* **Entries**:
>> START

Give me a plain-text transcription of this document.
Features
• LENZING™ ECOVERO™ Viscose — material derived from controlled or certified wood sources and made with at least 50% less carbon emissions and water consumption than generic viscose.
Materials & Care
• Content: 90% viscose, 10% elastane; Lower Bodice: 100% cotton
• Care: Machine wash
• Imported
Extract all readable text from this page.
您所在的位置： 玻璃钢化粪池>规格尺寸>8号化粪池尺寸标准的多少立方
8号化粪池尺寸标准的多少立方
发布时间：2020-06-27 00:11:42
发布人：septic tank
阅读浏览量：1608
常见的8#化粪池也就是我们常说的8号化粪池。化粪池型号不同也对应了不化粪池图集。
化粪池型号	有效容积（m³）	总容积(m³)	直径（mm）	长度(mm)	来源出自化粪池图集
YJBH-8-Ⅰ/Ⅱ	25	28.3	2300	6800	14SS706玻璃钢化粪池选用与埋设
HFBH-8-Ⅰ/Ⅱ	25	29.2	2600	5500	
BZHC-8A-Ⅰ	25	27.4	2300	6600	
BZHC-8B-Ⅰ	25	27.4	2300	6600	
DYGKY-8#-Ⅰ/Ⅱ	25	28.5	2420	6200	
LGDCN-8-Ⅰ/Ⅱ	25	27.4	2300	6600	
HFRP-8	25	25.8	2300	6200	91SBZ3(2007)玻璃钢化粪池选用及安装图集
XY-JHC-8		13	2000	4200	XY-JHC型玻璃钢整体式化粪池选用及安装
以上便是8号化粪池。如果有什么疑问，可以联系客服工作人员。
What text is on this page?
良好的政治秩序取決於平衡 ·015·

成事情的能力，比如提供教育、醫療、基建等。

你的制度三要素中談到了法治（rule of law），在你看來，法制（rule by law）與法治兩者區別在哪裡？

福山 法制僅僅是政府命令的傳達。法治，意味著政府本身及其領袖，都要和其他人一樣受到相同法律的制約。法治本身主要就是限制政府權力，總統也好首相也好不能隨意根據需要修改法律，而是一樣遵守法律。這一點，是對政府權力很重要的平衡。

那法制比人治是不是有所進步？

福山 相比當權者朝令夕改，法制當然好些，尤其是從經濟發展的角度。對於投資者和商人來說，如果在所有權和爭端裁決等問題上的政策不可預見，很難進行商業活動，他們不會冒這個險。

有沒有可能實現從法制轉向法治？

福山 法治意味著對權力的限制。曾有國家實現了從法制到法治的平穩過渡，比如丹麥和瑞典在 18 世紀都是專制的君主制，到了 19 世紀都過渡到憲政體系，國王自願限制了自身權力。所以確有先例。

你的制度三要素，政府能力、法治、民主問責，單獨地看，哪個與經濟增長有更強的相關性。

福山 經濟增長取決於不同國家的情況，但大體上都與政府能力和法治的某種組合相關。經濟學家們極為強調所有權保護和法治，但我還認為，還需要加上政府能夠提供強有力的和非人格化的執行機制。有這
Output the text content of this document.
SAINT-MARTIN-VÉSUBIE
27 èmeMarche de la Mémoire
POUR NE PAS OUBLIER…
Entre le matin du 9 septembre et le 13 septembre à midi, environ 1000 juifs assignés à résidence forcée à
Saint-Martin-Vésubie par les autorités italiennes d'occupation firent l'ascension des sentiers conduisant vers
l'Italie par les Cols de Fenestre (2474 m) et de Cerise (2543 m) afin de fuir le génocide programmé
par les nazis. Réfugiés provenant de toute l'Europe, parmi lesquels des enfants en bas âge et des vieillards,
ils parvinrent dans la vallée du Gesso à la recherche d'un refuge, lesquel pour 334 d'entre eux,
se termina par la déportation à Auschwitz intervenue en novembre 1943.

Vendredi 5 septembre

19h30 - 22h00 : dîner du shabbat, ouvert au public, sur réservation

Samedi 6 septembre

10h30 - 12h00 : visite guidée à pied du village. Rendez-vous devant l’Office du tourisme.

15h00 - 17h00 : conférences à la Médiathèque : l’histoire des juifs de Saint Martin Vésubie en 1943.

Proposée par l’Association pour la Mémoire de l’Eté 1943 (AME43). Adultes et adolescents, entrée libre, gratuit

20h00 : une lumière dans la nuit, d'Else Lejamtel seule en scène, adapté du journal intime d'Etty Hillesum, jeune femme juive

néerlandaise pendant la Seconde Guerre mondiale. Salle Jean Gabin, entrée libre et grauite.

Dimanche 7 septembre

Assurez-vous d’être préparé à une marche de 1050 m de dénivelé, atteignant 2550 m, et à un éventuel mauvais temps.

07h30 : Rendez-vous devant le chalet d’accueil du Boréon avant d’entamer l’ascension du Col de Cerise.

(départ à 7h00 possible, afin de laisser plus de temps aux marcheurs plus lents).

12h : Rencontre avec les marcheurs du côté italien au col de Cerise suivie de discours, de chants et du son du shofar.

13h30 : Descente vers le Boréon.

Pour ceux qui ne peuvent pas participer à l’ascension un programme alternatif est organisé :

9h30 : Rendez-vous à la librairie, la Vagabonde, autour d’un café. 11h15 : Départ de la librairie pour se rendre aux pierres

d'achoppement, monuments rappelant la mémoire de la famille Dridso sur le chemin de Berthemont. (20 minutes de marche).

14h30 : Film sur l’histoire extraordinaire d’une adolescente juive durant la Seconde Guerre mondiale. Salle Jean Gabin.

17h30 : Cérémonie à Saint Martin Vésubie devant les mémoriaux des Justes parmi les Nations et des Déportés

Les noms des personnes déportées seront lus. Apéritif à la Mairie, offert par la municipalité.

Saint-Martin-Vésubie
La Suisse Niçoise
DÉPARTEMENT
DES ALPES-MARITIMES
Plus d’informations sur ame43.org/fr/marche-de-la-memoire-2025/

>> END

* **Work to be completed**: Show every line in the records above that contains the word "Gabin".

* **Output**:
néerlandaise pendant la Seconde Guerre mondiale. Salle Jean Gabin, entrée libre et grauite.
14h30 : Film sur l’histoire extraordinaire d’une adolescente juive durant la Seconde Guerre mondiale. Salle Jean Gabin.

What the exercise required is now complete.